-- Begin RECORDS FOR THIS TASK --

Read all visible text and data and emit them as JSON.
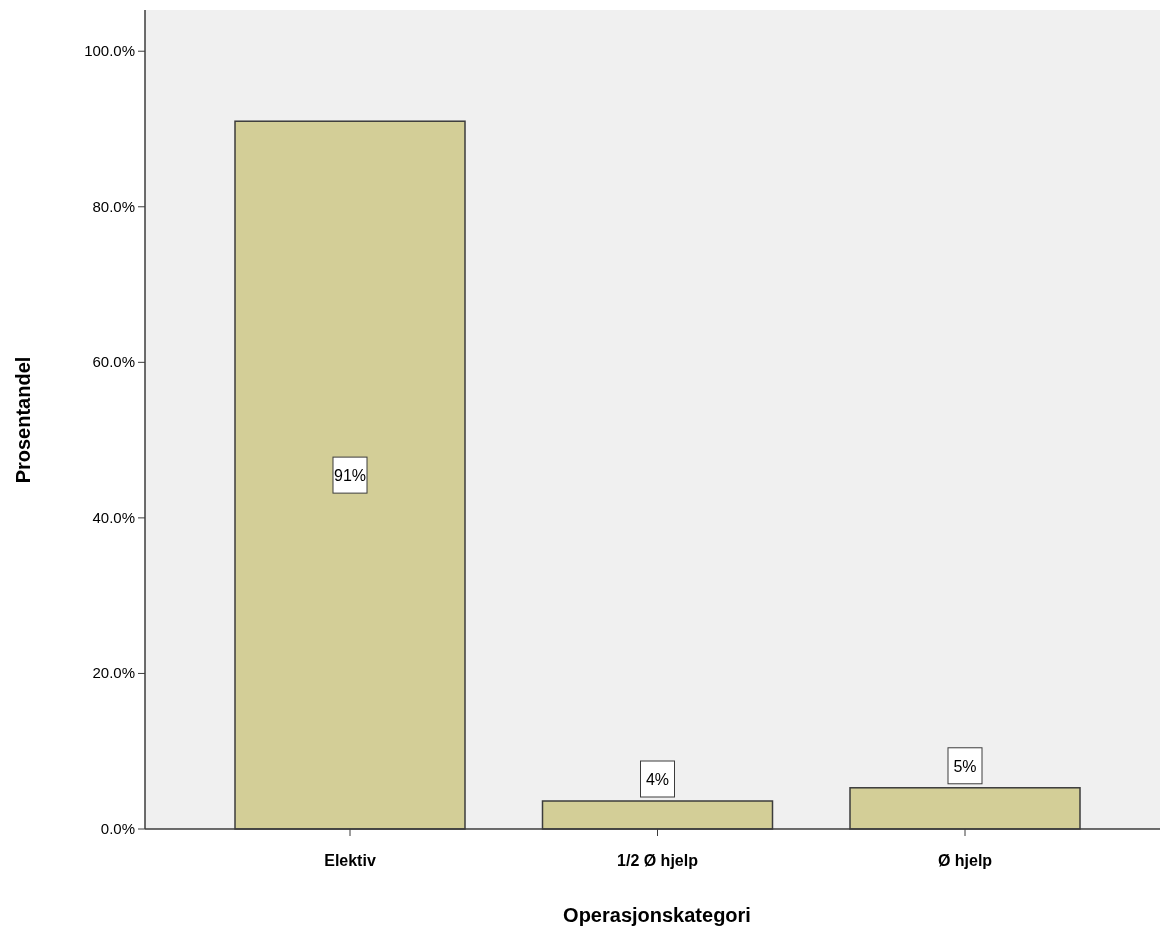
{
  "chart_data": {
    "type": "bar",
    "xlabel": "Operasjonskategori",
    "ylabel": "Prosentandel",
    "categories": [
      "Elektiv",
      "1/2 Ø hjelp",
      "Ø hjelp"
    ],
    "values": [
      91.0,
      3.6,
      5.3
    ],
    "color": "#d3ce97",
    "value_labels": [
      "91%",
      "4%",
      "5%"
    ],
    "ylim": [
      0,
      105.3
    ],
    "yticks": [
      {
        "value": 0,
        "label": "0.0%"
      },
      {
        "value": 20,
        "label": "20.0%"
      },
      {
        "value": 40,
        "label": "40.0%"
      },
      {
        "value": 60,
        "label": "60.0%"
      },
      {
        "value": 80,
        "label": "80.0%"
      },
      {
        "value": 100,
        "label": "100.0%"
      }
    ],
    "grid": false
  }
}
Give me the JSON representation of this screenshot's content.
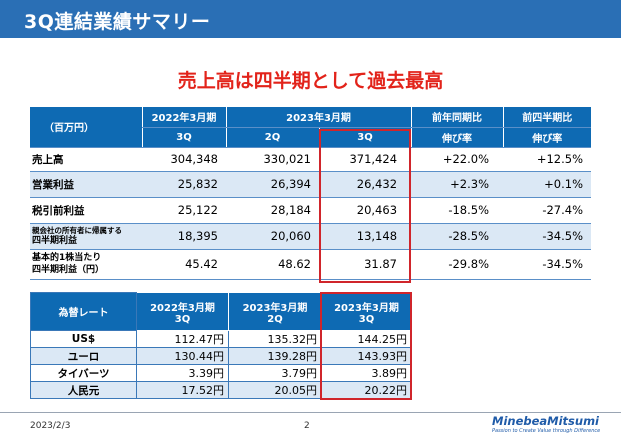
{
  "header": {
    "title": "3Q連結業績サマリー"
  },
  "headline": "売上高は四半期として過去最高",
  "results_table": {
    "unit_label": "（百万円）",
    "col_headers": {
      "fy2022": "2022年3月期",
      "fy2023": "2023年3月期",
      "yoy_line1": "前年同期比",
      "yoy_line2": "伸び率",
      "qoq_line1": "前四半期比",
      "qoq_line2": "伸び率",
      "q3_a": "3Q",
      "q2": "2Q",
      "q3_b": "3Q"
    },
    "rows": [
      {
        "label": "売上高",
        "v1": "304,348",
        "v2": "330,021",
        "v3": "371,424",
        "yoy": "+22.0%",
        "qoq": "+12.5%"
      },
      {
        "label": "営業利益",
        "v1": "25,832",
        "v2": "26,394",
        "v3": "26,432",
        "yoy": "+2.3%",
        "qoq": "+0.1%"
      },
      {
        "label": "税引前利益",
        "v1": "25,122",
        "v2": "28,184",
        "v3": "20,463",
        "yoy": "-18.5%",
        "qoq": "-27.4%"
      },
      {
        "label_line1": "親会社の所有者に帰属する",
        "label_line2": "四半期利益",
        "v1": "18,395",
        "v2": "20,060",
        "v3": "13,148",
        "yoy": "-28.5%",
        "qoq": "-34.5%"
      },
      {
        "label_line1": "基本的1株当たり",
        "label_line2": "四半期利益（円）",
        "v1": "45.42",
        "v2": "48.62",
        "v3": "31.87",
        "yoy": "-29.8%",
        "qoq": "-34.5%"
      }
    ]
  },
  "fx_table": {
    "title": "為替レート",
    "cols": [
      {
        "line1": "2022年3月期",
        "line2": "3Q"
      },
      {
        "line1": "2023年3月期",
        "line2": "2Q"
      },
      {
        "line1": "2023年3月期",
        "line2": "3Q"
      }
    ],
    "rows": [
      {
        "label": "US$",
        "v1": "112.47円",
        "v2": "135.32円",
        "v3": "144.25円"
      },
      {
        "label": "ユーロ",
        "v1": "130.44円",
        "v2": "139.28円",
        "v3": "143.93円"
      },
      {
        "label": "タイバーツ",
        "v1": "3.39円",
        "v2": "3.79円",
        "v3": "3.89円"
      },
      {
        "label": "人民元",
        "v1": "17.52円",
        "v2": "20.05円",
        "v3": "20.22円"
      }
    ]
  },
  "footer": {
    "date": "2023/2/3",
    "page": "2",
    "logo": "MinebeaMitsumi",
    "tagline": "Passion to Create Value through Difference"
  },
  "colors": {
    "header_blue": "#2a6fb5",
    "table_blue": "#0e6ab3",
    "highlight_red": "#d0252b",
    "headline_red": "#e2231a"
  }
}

-- End RECORDS FOR THIS TASK --
-- Begin RECORDS FOR THIS TASK --

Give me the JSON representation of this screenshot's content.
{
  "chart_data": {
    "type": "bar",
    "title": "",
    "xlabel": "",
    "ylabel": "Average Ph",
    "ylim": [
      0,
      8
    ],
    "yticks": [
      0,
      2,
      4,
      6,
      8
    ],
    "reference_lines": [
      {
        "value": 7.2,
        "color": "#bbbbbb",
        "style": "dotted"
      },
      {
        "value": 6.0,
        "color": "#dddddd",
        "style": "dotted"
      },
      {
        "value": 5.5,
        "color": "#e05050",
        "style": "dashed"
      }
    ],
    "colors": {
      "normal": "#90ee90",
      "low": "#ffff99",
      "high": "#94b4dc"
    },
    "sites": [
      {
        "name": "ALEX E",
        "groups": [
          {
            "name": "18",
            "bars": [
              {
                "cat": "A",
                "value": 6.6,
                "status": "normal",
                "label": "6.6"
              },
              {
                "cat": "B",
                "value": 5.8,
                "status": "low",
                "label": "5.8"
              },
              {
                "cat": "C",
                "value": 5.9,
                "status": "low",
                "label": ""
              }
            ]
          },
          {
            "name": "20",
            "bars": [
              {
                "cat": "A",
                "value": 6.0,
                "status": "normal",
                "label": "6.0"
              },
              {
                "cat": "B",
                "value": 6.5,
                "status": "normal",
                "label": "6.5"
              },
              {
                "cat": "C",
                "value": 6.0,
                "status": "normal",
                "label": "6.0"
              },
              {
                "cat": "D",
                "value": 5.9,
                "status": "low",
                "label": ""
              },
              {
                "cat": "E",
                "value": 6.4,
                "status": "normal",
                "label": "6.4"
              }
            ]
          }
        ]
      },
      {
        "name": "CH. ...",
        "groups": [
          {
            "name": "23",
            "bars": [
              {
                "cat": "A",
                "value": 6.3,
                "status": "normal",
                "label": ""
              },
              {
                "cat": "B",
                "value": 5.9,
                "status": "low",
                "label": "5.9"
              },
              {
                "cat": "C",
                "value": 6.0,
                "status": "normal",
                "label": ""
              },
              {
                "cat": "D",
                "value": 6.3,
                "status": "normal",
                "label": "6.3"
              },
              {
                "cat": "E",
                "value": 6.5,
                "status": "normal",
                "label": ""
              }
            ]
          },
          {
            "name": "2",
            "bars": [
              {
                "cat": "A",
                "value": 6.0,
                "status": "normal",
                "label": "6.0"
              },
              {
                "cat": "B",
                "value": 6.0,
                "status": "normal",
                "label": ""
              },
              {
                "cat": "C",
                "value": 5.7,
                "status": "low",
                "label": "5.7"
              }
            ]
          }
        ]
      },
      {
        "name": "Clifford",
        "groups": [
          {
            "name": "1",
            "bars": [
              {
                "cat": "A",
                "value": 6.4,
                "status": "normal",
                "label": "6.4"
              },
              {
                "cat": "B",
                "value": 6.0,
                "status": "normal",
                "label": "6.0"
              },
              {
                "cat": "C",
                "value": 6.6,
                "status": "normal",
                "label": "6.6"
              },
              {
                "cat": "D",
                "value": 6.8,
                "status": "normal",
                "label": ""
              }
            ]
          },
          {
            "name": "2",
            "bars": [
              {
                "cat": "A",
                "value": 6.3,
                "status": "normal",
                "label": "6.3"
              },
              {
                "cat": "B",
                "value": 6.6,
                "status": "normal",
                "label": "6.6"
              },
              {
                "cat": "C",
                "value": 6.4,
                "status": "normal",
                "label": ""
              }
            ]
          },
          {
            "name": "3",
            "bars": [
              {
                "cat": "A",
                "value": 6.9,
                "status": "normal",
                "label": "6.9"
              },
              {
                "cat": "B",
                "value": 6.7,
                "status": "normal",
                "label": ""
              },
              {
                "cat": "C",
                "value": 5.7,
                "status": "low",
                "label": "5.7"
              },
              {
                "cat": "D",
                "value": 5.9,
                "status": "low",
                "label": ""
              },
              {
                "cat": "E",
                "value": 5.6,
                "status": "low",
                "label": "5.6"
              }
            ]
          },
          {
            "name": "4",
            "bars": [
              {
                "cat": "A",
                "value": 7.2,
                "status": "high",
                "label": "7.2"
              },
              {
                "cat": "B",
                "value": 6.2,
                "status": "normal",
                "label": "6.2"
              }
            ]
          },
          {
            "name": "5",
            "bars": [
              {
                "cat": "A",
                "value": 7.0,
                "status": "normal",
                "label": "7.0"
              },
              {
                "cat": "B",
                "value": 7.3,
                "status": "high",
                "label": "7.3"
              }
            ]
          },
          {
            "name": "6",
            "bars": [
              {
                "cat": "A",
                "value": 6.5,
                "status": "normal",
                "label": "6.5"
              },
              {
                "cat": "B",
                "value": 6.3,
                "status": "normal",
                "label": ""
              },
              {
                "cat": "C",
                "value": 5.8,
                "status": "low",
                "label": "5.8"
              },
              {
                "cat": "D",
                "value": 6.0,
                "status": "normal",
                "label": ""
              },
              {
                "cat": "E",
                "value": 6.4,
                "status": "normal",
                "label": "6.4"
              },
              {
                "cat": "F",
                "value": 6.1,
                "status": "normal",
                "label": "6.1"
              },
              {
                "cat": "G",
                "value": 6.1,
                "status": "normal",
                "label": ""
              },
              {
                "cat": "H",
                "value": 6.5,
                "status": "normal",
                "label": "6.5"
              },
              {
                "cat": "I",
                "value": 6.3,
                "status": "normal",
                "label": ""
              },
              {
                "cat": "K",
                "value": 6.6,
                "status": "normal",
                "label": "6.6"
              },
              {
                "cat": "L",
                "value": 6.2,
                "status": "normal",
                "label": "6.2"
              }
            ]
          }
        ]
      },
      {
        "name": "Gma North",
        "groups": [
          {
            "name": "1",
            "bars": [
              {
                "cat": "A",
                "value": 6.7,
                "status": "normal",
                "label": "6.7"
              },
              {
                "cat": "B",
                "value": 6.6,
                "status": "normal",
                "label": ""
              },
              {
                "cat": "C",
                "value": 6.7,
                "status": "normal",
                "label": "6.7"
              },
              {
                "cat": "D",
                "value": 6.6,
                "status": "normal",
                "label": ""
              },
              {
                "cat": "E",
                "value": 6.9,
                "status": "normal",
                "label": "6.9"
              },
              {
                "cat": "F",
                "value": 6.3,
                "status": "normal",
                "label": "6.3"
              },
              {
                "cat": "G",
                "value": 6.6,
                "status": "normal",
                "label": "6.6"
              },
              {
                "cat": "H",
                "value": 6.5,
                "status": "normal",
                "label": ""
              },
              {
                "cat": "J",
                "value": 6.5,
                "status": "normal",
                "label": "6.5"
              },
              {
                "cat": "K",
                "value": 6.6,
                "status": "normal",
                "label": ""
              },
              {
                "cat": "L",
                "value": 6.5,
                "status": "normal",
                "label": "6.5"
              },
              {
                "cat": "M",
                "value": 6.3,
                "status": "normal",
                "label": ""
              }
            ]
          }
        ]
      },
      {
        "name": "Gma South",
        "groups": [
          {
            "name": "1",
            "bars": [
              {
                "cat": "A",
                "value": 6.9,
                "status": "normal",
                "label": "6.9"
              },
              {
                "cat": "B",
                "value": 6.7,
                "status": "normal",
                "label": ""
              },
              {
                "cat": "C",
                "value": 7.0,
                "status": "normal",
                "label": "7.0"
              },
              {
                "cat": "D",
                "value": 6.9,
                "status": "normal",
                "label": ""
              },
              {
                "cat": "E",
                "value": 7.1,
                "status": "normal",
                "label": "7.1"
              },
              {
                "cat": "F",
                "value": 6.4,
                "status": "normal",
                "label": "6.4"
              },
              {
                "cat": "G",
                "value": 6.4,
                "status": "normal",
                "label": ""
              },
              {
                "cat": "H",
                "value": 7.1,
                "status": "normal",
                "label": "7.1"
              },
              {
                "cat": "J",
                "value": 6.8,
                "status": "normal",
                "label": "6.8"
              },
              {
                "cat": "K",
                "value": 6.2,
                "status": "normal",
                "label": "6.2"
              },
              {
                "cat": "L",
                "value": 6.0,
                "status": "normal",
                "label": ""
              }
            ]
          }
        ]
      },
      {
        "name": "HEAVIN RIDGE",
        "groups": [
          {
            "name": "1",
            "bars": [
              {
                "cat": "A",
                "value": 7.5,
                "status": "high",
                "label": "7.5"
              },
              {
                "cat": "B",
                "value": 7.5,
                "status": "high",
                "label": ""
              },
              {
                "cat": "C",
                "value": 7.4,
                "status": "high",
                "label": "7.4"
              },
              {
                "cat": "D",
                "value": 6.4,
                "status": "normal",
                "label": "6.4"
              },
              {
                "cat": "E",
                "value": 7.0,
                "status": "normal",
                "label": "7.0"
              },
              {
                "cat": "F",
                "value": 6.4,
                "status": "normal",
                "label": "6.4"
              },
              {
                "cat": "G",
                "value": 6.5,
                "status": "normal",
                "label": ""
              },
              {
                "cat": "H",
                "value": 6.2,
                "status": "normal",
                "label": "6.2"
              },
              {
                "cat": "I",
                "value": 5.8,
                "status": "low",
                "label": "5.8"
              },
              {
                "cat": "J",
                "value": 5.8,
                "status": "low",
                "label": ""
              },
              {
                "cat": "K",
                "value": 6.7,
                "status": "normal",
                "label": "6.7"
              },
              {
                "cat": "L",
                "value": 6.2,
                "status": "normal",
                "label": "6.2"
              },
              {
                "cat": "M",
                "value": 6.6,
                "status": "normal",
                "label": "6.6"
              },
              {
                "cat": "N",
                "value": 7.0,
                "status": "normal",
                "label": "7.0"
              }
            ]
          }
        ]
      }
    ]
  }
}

-- End RECORDS FOR THIS TASK --
-- Begin RECORDS FOR THIS TASK --

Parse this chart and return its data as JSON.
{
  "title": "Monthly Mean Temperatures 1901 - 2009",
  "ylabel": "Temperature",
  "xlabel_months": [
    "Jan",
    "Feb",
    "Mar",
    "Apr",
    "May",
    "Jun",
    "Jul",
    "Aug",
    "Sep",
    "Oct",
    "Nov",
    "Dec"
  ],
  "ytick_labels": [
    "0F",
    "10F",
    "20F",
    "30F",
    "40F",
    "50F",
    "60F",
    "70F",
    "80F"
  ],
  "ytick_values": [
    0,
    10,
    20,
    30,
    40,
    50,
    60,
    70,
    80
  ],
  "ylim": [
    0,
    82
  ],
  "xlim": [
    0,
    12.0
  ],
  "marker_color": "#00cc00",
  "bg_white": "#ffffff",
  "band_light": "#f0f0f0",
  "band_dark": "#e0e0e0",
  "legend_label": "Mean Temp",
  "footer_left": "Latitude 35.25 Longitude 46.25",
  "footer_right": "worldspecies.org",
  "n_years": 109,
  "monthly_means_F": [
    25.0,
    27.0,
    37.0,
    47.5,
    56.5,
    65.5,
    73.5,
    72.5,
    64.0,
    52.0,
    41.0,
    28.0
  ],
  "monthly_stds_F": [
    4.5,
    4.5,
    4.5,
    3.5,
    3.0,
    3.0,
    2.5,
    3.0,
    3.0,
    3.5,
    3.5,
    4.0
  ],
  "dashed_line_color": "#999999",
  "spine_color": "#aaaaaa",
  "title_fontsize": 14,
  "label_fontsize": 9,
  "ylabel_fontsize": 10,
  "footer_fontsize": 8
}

-- End RECORDS FOR THIS TASK --

Looking at the material above, count the lines that hold "四半期利益" and give the total alone.

WRITTEN SOLUTION
2